* REQUEST
Each line containing the word "safety" should be found and copied.

* BEGIN *

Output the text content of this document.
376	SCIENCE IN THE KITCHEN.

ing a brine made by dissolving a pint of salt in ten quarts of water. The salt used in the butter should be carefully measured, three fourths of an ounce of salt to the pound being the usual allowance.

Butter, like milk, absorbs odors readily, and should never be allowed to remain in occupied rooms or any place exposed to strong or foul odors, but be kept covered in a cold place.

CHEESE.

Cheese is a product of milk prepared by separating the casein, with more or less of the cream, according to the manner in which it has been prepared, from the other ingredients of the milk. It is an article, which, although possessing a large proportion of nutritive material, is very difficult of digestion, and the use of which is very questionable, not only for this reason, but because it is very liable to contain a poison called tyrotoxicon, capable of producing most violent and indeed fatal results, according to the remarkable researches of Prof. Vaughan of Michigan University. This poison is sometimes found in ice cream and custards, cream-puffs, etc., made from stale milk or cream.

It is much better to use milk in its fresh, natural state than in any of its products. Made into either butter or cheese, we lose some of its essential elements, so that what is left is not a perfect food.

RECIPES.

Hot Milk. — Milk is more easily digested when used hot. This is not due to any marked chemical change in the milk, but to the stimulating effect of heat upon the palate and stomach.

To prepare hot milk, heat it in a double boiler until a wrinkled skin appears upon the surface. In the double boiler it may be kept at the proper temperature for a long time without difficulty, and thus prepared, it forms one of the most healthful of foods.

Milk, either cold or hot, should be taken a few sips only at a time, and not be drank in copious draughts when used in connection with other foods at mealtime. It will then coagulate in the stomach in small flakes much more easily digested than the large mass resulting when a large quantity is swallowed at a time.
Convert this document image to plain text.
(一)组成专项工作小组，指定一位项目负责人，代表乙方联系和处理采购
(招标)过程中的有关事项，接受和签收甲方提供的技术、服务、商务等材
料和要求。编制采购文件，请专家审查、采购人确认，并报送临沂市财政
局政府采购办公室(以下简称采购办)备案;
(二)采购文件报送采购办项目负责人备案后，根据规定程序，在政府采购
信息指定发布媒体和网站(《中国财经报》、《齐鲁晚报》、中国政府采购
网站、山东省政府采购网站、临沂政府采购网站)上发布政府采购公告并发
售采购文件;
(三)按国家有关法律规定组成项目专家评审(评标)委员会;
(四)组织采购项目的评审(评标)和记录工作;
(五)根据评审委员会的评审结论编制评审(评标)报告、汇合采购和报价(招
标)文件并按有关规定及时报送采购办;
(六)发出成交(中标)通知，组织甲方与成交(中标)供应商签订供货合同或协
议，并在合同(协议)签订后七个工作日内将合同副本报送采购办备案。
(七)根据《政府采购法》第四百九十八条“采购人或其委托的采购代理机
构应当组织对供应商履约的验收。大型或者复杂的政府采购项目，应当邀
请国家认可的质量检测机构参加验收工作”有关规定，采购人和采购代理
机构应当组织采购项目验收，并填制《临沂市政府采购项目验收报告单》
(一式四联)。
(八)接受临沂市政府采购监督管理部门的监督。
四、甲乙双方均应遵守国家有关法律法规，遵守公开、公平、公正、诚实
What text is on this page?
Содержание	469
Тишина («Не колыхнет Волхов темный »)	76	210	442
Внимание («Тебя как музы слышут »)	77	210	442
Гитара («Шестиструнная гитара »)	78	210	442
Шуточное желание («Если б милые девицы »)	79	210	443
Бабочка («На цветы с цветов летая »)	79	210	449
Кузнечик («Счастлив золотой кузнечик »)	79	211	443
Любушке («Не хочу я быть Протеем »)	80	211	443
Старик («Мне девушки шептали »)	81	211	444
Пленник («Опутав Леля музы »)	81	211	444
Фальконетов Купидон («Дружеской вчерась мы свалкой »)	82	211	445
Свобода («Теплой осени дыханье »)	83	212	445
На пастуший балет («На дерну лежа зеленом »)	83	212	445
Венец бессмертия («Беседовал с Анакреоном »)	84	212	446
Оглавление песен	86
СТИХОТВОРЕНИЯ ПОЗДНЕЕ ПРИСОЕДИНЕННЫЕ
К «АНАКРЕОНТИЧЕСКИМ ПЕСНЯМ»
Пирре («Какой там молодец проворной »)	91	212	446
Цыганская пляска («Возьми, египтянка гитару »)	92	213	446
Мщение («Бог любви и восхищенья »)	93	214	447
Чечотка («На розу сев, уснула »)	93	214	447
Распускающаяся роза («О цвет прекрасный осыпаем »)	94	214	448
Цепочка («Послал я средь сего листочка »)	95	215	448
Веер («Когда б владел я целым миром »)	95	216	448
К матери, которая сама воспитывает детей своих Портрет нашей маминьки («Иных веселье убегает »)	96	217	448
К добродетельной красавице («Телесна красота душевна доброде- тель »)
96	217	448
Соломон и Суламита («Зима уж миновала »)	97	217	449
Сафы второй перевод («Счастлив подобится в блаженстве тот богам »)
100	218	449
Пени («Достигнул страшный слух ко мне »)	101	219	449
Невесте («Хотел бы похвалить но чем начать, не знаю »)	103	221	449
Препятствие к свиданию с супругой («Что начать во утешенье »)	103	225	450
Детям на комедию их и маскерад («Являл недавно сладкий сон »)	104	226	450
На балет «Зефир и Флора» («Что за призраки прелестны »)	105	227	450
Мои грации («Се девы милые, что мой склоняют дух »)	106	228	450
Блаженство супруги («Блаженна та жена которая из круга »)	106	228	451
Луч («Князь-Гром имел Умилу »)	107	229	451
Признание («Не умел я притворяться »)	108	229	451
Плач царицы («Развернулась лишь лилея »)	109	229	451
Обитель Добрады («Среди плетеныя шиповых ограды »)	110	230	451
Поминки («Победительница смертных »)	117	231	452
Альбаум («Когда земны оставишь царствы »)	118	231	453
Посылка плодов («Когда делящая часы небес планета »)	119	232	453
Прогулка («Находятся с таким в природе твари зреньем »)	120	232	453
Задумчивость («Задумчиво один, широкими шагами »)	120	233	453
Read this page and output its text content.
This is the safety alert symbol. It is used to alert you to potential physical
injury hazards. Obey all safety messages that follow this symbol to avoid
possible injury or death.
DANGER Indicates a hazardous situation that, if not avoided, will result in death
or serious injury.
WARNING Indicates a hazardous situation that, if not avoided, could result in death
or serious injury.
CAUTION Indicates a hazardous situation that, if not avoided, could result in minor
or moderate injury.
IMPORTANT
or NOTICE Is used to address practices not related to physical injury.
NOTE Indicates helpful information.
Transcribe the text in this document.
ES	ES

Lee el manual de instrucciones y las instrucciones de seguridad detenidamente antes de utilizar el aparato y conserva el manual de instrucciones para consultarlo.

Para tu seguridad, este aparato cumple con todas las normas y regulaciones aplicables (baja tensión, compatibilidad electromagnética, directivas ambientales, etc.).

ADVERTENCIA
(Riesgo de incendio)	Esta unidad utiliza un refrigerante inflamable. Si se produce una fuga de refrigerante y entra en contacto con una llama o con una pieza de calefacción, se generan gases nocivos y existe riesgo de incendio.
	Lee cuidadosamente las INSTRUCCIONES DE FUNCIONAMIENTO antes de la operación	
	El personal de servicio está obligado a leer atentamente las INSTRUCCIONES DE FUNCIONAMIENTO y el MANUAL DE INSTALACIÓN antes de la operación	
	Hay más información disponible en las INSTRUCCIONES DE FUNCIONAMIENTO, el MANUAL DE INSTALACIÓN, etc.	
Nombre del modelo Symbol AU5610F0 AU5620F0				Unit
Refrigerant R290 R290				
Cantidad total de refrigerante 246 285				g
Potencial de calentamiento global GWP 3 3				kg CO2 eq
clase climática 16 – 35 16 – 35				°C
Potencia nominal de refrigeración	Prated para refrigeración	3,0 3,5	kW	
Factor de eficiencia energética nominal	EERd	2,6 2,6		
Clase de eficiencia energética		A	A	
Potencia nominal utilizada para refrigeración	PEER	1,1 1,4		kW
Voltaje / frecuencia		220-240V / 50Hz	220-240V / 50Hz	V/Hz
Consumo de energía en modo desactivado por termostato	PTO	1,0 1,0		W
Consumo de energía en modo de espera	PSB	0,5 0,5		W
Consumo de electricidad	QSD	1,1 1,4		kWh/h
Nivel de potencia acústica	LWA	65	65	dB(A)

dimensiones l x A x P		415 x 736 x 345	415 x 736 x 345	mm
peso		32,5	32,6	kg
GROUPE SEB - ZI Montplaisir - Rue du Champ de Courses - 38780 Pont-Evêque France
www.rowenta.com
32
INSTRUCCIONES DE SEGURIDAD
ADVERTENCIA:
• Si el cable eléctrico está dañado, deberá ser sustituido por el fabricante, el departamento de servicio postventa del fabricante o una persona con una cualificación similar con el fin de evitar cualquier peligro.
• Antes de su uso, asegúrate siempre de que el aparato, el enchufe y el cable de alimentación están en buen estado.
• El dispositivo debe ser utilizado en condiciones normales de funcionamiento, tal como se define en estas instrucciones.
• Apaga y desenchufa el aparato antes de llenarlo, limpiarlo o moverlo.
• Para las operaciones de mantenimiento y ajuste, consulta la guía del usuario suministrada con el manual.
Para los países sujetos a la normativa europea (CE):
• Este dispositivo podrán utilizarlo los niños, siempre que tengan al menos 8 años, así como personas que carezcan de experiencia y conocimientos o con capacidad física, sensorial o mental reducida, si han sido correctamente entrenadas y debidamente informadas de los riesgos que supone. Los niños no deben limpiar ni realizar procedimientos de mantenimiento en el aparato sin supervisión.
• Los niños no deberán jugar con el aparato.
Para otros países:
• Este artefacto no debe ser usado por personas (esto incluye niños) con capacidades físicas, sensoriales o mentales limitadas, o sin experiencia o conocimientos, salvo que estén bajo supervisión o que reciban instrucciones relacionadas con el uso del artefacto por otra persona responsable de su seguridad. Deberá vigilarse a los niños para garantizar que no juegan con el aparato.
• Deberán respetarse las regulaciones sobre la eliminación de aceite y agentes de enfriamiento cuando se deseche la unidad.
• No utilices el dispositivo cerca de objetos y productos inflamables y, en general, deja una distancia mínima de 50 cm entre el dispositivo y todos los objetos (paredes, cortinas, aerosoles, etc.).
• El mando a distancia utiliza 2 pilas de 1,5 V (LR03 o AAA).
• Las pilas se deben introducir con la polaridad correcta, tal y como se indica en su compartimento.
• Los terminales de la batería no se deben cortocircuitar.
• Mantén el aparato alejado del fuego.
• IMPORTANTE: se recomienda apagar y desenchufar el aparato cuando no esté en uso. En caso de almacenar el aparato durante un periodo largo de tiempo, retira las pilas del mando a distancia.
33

* END *

* SOLUTION TO THE PROBLEM
This is the safety alert symbol. It is used to alert you to potential physical
injury hazards. Obey all safety messages that follow this symbol to avoid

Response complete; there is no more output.